## EXCERPT TO READ
Did anyone commenting about Qt and how it makes sense actually looked at the result?I don't think any of Qt default themes in last 10-15 years have looked anything close to that. With all those gradients and gray rectangular boxes it's more like a parody of early 2000s x11 theming and Flash based UI frameworks. My personal expectation when hearing QT style would be more like the builtin Fusion style.
If you ignore the central part with gradients, right side with square 3d boxes look a bit like classic win32 style (which would also be what QT used on windows by default) but you wouldn't normally end up with so many nested raised 3d boxes (or visible nested boxes in general). Buttons (and other clickable subcomponents) are raised, tabs are raised, but UI group elements have more of recessed border and you would use it sparingly. Often you would have just a separator line or empty space for grouping elements in flatter UI hierarchy.
Qt is GUI framwework for C++. How would having a bunch of C++ code containing barely any styling in training material help styling a website? Also the whole point is that it's a style that you don't recreate it hundred times it's what you get automatically by letting the GUI framework and theme engine do it's work. The modern Qt with Qt Quick/QML and it's flavor of CSS is closer to web development but those kind of Apps lack any kind of characteristic QT style since the authors are more likely to build the styling from scratch (resulting in one of those UIs with random image in background and hardly recognizable widgets) or based on builtin Qt versions of Google/Windows/Apple style guides. Wouldn't expect any modern QML based app to look like the obtained "Qt" style.

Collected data

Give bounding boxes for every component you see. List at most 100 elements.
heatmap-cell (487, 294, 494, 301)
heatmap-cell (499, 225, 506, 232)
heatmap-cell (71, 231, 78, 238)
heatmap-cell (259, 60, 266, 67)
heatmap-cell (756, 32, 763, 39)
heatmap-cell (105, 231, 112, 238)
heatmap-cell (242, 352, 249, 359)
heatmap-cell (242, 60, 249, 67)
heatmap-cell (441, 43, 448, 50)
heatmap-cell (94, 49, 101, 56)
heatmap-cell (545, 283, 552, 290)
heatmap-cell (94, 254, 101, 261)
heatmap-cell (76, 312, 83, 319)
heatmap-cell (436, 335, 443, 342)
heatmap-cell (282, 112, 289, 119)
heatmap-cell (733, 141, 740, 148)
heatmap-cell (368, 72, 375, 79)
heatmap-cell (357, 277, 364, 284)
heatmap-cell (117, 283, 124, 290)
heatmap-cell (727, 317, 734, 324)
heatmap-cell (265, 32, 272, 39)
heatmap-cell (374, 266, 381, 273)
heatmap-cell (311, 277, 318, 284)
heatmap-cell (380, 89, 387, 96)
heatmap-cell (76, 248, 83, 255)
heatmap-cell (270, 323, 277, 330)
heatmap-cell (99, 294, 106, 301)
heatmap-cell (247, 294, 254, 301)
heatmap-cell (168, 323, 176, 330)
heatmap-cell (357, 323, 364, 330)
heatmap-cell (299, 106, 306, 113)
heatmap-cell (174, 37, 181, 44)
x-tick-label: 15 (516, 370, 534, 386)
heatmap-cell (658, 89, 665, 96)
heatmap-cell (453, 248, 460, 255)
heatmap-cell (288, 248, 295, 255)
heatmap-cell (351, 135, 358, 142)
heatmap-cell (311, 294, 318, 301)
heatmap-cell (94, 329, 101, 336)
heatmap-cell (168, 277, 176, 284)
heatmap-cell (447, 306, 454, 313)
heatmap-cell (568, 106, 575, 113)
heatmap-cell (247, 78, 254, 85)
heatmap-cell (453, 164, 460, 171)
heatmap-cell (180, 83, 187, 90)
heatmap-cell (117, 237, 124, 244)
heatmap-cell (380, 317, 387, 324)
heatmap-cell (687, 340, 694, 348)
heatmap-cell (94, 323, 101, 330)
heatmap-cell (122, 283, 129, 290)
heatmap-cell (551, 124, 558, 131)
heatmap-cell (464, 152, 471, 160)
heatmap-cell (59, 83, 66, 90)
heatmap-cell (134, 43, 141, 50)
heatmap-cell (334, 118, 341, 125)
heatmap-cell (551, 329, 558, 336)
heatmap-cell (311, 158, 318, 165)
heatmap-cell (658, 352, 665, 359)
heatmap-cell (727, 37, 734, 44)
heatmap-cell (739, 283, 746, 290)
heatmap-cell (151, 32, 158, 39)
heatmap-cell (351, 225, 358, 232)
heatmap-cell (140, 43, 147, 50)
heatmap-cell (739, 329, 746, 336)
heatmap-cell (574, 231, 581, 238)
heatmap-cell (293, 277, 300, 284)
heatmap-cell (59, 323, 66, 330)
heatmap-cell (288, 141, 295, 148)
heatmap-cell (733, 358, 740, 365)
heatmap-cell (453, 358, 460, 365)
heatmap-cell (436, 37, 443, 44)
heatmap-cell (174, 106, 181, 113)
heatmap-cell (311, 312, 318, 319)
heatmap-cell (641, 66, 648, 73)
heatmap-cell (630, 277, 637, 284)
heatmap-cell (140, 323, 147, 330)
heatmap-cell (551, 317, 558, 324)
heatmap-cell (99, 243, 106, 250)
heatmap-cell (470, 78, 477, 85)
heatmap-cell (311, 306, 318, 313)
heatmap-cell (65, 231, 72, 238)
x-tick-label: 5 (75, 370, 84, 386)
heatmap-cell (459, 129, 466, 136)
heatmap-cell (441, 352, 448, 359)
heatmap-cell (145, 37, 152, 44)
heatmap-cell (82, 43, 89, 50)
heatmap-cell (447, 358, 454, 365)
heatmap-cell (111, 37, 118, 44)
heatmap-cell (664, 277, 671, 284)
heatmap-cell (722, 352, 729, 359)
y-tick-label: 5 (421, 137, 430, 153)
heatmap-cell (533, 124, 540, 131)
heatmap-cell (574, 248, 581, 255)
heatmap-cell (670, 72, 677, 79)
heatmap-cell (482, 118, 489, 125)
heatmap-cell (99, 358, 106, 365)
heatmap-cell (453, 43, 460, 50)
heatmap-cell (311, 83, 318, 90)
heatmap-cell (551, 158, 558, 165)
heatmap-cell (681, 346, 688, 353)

## WORK INSTRUCTION
Please rewrite the part of the comment on Qt styling that opens with the words "If you ignore" and closes with "flatter UI hierarchy.", replacing "separator line" with "divider line". You won't need the material for this.

## WORKED SOLUTION
If you ignore the central part with gradients, right side with square 3d boxes look a bit like classic win32 style (which would also be what QT used on windows by default) but you wouldn't normally end up with so many nested raised 3d boxes (or visible nested boxes in general). Buttons (and other clickable subcomponents) are raised, tabs are raised, but UI group elements have more of recessed border and you would use it sparingly. Often you would have just a divider line or empty space for grouping elements in flatter UI hierarchy.